- Directions
• A. In the PS2 discussion thread, what was missing that forced the commenter to play through Devil May Cry in essentially one sitting?
• B. Copy from the PS2 discussion thread, starting at "When I did purchase" and ending at "the dvd player.".
• C. Resume the PS2 discussion thread after its last sentence.

- Supplied passage
I recall fondly the weekend that my girlfriend and I rented a PS2 and Devil May Cry from a video store, but since we had no memory card, we had to play through the whole game in essentially one sitting, never turning the PS2 off and knowing a mistake could undo hours of work.

When I did purchase a PS2 for myself, I also eventually bought the chunky external modem for it. Never even cracked the packaging of that modem. Now I’m grateful when a game *doesn’t* require an online connection.

I still have my PS2 in a box in the closet, and I’ve never sold or given away any of my old discs. Maybe it’s time for a replay of Katamari, or Killer 7, or Twisted Metal Black, or Primal, or Shadow of the Colossus, or...
posted by ejs at 9:35 PM on March 4, 2020


the first game I picked up was portal2

Maybe you're thinking of Portal Runner?
posted by Insert Clever Name Here at 10:20 PM on March 4, 2020


nope, I was talking about how I got my ps3 for a similar reason to the people who got the ps2 for the dvd player.
posted by 5_13_23_42_69_666 at 4:07 AM on March 5, 2020


I will take this opportunity to once again proclaim the need for EA to make a remastered version of Black for the current-gen consoles.
posted by kuanes at 4:41 AM on March 5, 2020


I feel like I have to preface this story by noting that 20 years ago was in the THICK of the dot-com era.

Initially, the PS2 was super hard to get. Sony couldn't keep up. I was, at the time, a partner in a custom software shop, and as such was super busy. I couldn't really sit on Amazon and refresh the product page every ten minutes, which was effectively what you had to do to score one.

- Extracted data
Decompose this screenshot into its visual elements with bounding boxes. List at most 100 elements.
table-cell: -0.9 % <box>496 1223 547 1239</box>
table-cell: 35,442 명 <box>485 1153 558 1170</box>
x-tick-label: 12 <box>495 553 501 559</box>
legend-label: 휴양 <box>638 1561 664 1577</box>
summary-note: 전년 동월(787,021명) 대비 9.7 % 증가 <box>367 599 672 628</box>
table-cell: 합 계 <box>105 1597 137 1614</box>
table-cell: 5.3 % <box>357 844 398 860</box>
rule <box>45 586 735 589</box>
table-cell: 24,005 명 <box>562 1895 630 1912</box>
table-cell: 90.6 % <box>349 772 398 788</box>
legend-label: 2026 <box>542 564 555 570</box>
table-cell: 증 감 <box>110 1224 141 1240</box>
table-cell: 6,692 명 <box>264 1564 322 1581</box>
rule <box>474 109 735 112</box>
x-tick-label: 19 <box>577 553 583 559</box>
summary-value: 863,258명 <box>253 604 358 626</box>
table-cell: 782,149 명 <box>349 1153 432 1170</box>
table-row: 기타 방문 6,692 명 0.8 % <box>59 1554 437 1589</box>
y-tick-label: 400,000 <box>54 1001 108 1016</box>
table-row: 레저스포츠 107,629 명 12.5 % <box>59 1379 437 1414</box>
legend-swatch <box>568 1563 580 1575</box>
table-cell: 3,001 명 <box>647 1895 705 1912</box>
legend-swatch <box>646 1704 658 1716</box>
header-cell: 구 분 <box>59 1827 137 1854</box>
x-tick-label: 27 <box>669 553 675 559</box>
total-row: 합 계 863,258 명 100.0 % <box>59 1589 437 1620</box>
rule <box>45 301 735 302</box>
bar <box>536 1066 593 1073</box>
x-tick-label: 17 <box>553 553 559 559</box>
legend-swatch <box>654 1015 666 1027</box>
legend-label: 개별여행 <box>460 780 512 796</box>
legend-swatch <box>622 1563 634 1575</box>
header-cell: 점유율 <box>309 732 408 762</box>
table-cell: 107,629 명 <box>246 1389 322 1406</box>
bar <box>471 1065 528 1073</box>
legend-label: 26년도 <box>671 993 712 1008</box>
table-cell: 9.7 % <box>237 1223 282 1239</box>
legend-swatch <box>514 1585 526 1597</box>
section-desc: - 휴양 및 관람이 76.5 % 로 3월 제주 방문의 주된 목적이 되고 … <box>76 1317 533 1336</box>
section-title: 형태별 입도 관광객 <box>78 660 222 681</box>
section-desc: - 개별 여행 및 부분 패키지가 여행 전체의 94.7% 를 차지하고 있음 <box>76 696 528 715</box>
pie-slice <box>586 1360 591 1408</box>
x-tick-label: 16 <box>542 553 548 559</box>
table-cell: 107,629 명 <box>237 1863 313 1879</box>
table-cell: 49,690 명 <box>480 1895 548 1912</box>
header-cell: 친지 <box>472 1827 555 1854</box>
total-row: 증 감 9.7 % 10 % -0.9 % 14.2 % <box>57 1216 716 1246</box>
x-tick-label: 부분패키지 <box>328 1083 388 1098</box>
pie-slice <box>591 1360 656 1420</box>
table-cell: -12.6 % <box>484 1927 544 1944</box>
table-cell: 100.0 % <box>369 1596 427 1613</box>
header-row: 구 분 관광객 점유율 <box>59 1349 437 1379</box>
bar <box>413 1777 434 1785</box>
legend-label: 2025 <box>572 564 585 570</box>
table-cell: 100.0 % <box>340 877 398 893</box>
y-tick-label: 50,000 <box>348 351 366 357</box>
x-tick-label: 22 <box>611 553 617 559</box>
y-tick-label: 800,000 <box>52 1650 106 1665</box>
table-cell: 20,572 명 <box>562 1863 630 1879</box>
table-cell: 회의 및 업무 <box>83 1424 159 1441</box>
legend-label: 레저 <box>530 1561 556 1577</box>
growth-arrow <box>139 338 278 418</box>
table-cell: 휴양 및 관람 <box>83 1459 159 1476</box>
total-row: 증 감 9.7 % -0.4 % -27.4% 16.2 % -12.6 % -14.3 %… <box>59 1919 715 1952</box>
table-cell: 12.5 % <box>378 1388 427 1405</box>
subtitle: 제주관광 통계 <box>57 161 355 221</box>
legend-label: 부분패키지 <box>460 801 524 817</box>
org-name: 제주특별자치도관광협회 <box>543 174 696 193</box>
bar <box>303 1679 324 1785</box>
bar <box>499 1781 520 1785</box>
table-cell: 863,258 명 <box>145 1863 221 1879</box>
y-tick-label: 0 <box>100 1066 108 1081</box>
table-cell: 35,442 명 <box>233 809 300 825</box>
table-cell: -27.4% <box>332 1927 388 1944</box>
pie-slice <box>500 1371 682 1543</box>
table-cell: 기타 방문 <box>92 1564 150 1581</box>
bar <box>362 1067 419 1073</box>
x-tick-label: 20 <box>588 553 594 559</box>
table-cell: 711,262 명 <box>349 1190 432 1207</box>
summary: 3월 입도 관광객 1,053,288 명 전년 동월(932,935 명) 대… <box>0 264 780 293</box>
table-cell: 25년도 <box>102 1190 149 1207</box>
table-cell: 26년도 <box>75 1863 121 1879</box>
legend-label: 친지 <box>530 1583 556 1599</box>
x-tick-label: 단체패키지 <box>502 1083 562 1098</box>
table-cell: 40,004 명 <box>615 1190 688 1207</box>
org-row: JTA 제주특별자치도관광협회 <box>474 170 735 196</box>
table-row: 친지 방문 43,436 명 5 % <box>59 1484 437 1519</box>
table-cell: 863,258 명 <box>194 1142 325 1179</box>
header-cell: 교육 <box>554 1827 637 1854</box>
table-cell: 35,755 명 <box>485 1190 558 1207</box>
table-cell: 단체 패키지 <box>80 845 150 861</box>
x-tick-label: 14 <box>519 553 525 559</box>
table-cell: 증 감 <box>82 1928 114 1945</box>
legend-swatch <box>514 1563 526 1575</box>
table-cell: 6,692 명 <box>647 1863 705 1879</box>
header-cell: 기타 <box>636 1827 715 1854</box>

- Responses by item number
• A. A memory card.

• B.
When I did purchase a PS2 for myself, I also eventually bought the chunky external modem for it. Never even cracked the packaging of that modem. Now I’m grateful when a game *doesn’t* require an online connection.

I still have my PS2 in a box in the closet, and I’ve never sold or given away any of my old discs. Maybe it’s time for a replay of Katamari, or Killer 7, or Twisted Metal Black, or Primal, or Shadow of the Colossus, or...
posted by ejs at 9:35 PM on March 4, 2020


the first game I picked up was portal2

Maybe you're thinking of Portal Runner?
posted by Insert Clever Name Here at 10:20 PM on March 4, 2020


nope, I was talking about how I got my ps3 for a similar reason to the people who got the ps2 for the dvd player.

• C.
However, we had a receptionist/admin for our department who had free bandwidth. I bribed her with a week of lunches in exchange for her monitoring the page and buying one for me (on my AX), plus a $100 bonus if she actually snagged one. (Again: boom. Also, I was not quite 30.) She succeeded, much to our mutual amusement.

I ended up with a bundle that came with SSX, the then-current NHL game, and a couple other titles, but the real "winner" was the SSX snowboarding game. I hooked it up in the break room on the requisite big-screen TV for the rest of the week before I took it home, and it wrecked productivity for several people.

Oh, and in re: the uptick in realism: at one point later, my roomie was playing the NHL game when my girlfriend walked through the room, and idly asked who the (Dallas) Stars were playing -- because the graphics were good enough that, in a casual glance, she'd mistaken the game for live TV.
posted by uberchet at 8:58 AM on March 5, 2020


Heck, I still remember clearly the console games of that time. Shenmue. Jet Set Radio. Skies of Arcadia. Soul Calibur. Samba de Amigo. Space Channel Five. Phantasy Star Online. Even the simplest games, like Crazy Taxi and Chu Chu Rocket - still classics. And the weirdest stuff - Seaman. Yeah.

Heady days.

Yes, this comment is performative. No, I don't care. Sega Dreamcast till I die.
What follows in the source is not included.